• _Source data_

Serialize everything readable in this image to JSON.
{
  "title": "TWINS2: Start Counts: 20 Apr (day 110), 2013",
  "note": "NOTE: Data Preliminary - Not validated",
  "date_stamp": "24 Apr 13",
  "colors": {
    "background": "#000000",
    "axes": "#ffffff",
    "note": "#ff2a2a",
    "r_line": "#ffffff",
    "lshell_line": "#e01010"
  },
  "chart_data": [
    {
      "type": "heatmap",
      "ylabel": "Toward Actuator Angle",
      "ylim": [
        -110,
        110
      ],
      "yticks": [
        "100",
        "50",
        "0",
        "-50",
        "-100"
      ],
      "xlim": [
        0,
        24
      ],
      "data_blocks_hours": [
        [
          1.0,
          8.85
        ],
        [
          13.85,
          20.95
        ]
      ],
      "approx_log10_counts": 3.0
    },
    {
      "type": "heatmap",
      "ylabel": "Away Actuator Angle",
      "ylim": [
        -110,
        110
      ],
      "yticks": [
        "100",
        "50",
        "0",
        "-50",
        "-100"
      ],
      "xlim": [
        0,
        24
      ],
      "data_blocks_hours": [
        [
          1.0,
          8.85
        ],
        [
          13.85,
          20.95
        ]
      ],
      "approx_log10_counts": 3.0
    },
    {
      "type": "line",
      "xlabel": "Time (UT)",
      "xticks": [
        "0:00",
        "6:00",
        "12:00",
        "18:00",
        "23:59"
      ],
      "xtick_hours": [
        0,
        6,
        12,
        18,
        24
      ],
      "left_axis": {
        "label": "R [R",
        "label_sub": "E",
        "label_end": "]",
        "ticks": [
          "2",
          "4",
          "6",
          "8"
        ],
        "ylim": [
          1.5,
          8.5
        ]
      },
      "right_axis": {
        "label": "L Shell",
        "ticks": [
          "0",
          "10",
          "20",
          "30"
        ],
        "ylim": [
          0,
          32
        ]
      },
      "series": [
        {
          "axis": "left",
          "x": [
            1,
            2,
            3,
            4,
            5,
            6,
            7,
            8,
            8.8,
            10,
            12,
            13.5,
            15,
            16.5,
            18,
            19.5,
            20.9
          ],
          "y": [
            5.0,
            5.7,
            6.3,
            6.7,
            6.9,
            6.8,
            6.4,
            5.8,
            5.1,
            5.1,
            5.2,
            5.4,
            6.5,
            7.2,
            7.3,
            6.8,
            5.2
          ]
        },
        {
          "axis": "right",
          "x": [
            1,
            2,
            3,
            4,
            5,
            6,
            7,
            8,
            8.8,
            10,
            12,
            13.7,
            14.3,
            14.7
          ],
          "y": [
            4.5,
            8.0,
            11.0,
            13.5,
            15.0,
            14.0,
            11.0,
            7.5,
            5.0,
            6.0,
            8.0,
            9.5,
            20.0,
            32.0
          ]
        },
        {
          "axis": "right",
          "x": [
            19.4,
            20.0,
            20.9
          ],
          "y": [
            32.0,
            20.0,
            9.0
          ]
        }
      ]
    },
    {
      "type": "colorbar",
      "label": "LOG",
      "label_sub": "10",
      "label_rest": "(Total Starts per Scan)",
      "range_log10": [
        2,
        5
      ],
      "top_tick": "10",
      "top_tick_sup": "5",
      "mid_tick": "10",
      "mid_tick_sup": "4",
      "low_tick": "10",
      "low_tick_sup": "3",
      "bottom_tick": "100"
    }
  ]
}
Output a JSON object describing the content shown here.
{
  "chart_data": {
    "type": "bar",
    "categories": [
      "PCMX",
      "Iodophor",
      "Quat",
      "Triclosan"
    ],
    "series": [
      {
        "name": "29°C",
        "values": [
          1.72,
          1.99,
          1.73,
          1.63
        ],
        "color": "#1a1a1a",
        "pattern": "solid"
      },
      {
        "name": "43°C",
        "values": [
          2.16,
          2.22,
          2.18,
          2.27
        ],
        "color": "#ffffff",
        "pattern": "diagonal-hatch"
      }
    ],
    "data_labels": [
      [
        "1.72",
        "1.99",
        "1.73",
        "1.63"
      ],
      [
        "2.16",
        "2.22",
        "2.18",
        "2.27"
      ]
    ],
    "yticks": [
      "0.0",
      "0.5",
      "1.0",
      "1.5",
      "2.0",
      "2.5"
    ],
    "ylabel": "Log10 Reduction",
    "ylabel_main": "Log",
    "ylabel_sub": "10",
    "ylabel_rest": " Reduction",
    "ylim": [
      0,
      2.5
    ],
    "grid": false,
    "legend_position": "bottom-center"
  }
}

• _Problem statement_
Find the lines with the string "Reduction" and reproduce them.

• _Solved problem_
    "ylabel": "Log10 Reduction",
    "ylabel_rest": " Reduction",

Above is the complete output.